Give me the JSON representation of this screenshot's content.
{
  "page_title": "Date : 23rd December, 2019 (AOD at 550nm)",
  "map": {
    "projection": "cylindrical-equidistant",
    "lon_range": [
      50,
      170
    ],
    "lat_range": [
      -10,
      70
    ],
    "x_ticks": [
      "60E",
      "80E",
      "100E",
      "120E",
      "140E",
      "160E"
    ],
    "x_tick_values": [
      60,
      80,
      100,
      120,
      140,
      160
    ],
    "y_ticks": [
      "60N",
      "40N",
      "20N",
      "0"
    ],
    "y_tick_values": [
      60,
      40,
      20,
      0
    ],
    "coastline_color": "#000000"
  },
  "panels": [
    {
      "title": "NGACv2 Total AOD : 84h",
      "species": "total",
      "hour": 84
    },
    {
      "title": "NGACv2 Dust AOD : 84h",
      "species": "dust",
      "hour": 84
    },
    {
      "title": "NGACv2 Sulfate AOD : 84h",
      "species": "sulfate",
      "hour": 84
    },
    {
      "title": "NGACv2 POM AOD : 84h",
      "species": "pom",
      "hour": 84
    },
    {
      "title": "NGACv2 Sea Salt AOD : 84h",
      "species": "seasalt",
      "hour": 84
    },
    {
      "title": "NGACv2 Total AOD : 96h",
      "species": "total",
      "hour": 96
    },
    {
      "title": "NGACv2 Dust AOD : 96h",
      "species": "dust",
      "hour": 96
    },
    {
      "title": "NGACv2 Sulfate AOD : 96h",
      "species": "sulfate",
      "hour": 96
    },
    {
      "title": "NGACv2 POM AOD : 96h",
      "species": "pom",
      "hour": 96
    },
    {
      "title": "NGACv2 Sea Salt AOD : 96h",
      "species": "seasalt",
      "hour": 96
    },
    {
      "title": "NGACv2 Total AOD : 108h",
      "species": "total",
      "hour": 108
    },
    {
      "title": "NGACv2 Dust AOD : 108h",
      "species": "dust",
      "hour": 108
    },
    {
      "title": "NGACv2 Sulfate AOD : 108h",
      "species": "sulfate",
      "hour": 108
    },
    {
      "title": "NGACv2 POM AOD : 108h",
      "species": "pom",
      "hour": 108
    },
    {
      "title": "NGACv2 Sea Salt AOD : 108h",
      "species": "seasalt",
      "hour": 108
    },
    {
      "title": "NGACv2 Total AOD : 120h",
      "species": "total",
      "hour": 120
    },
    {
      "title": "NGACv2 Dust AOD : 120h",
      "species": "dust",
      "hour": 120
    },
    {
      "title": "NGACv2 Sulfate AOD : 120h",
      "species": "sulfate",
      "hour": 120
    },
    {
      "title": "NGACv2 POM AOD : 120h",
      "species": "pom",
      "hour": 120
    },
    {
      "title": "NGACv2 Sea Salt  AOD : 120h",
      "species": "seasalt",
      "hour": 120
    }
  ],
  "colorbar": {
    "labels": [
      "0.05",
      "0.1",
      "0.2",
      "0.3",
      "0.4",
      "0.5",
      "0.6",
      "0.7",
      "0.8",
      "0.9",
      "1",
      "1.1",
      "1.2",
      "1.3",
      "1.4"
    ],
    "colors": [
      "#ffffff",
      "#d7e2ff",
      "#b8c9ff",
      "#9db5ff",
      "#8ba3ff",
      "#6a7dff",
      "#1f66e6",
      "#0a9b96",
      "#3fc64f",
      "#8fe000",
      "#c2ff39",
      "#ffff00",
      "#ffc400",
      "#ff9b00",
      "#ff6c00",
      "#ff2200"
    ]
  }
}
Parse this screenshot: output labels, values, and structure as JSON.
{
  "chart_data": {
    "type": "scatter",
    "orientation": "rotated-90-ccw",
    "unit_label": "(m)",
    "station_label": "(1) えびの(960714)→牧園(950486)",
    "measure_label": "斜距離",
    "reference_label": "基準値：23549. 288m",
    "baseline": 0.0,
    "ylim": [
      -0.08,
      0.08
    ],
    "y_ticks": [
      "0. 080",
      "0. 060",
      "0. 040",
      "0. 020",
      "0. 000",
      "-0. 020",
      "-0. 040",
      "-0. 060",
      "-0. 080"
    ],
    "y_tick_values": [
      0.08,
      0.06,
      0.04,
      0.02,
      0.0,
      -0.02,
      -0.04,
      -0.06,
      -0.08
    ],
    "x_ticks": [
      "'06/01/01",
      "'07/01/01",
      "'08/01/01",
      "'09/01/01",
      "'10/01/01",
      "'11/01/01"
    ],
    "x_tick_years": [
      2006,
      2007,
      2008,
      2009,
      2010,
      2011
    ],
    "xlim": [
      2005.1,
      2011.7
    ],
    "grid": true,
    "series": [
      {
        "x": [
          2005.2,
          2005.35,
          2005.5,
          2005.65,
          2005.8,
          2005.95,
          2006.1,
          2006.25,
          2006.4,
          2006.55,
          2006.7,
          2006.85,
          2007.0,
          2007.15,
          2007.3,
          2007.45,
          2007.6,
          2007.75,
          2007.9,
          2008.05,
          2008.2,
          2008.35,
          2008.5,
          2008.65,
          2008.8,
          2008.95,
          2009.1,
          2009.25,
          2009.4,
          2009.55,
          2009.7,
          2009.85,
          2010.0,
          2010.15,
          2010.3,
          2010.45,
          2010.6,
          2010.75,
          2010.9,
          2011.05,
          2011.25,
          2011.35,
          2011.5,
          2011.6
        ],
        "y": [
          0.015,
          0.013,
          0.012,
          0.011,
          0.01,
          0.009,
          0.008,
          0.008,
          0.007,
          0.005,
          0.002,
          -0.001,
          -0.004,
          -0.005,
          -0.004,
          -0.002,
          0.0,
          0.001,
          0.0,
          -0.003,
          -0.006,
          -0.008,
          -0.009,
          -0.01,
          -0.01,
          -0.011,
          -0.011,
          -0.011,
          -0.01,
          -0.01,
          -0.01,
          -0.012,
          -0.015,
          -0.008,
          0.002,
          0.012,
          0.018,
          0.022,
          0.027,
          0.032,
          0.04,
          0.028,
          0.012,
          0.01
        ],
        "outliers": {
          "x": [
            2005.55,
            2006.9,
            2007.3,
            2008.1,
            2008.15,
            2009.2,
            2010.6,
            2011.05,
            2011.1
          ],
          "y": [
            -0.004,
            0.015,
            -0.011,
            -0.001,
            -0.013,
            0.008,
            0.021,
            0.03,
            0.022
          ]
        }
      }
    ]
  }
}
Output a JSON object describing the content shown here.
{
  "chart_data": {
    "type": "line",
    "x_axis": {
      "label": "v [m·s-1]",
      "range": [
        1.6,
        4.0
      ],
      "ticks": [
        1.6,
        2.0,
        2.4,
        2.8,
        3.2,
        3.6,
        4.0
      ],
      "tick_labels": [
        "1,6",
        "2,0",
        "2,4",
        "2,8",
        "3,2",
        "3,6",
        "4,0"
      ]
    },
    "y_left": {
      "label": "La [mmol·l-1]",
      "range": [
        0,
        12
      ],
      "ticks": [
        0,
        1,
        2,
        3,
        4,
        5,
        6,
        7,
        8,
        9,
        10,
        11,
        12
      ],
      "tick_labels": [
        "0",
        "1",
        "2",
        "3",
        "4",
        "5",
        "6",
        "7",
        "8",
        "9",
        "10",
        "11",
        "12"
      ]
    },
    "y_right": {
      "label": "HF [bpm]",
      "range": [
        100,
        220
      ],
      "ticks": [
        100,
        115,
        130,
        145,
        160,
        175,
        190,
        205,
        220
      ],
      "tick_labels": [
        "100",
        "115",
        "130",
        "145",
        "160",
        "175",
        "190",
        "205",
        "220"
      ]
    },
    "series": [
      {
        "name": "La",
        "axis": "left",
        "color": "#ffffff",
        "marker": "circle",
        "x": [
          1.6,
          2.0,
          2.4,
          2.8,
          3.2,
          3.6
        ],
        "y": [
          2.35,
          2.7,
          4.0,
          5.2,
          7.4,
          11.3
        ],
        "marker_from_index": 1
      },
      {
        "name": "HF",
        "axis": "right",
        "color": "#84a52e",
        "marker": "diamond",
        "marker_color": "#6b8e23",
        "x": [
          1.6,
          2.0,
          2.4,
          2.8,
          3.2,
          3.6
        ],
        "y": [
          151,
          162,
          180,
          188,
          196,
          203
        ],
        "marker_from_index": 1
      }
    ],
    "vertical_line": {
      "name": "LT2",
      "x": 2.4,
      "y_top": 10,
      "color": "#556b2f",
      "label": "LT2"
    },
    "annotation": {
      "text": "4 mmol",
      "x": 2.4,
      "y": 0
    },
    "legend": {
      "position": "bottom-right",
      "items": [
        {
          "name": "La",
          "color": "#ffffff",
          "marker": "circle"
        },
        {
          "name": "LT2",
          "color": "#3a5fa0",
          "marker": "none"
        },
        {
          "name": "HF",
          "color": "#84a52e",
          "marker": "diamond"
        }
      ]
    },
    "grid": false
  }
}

********************

→ CHALLENGE
Of the lines in the data, how many contain the word "content"? Provide the number and nothing further.

→ ANSWER TO THIS EXERCISE
2